◆ **Stated goal**
Below are some records. Copy every line in them that holds "الكريم".

((

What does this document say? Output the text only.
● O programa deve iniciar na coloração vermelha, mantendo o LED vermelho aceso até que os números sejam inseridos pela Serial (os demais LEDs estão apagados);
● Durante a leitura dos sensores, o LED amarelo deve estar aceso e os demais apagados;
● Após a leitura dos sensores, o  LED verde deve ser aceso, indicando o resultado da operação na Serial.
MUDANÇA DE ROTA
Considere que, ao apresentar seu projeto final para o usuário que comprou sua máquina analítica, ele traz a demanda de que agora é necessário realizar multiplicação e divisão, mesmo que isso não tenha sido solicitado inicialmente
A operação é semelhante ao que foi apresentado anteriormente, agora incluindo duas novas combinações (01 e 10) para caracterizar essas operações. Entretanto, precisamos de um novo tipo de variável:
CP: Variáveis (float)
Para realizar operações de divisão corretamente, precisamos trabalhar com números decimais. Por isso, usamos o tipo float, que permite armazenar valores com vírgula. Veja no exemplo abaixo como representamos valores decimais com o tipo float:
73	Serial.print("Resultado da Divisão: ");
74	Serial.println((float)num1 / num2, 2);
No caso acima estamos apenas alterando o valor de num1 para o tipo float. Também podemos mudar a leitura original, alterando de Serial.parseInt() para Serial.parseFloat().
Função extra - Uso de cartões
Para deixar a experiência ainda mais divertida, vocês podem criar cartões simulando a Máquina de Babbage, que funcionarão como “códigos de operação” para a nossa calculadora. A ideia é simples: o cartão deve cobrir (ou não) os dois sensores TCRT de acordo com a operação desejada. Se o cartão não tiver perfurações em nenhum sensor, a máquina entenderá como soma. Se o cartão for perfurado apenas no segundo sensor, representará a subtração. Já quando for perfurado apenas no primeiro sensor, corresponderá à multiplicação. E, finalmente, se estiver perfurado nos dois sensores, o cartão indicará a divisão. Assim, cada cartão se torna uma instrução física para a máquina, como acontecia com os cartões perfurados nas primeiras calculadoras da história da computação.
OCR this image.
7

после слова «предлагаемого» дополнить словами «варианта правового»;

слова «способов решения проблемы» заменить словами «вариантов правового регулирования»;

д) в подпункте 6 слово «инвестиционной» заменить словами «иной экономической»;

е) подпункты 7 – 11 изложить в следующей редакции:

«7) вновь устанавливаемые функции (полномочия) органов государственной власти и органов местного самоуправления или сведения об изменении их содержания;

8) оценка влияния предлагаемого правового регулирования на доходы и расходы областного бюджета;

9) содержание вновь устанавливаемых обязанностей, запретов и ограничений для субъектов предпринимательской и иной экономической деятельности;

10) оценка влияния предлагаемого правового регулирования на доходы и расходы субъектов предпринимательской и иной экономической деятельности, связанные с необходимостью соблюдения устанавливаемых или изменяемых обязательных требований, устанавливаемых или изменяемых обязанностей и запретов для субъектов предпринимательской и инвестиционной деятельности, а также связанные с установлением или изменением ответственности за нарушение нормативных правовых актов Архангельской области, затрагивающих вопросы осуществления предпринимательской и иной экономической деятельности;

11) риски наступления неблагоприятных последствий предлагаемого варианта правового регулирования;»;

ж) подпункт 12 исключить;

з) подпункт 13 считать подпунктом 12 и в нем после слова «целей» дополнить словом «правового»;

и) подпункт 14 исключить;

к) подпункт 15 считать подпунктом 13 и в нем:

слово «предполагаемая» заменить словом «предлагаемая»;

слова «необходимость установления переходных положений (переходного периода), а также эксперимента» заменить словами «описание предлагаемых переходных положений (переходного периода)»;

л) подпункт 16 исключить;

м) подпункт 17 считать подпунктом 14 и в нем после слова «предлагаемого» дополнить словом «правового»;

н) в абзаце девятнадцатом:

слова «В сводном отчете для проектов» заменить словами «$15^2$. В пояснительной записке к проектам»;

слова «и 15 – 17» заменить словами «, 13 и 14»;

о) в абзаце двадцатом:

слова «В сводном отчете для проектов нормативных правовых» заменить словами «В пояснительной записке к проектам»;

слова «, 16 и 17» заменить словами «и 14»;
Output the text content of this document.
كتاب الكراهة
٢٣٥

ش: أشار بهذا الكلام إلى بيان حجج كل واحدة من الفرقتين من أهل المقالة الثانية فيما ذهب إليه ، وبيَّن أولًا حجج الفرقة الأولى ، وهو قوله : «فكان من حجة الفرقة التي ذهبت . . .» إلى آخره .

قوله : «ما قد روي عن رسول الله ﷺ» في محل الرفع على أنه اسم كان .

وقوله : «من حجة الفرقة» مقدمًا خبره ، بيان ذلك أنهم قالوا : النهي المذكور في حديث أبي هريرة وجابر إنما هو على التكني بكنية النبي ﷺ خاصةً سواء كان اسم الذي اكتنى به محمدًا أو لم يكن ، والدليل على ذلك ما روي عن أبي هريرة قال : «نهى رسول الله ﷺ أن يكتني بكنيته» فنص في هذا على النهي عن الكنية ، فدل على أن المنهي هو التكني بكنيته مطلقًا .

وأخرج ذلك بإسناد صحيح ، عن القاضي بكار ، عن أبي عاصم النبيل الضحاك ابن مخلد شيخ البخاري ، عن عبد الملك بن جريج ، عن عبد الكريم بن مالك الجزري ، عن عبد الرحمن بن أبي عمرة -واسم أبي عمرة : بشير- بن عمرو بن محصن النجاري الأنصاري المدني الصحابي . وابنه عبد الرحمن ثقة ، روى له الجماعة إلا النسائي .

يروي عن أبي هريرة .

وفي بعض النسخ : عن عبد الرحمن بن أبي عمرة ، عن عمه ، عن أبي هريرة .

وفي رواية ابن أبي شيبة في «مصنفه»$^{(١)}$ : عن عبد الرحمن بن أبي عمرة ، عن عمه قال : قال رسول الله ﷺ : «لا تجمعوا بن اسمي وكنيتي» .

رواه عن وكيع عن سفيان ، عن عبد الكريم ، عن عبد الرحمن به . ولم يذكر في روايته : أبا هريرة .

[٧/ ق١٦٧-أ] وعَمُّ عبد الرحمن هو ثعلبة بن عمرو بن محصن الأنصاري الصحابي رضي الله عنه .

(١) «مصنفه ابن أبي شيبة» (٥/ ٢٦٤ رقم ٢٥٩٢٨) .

))

◆ **Response**
وأخرج ذلك بإسناد صحيح ، عن القاضي بكار ، عن أبي عاصم النبيل الضحاك ابن مخلد شيخ البخاري ، عن عبد الملك بن جريج ، عن عبد الكريم بن مالك الجزري ، عن عبد الرحمن بن أبي عمرة -واسم أبي عمرة : بشير- بن عمرو بن محصن النجاري الأنصاري المدني الصحابي . وابنه عبد الرحمن ثقة ، روى له الجماعة إلا النسائي .
رواه عن وكيع عن سفيان ، عن عبد الكريم ، عن عبد الرحمن به . ولم يذكر في روايته : أبا هريرة .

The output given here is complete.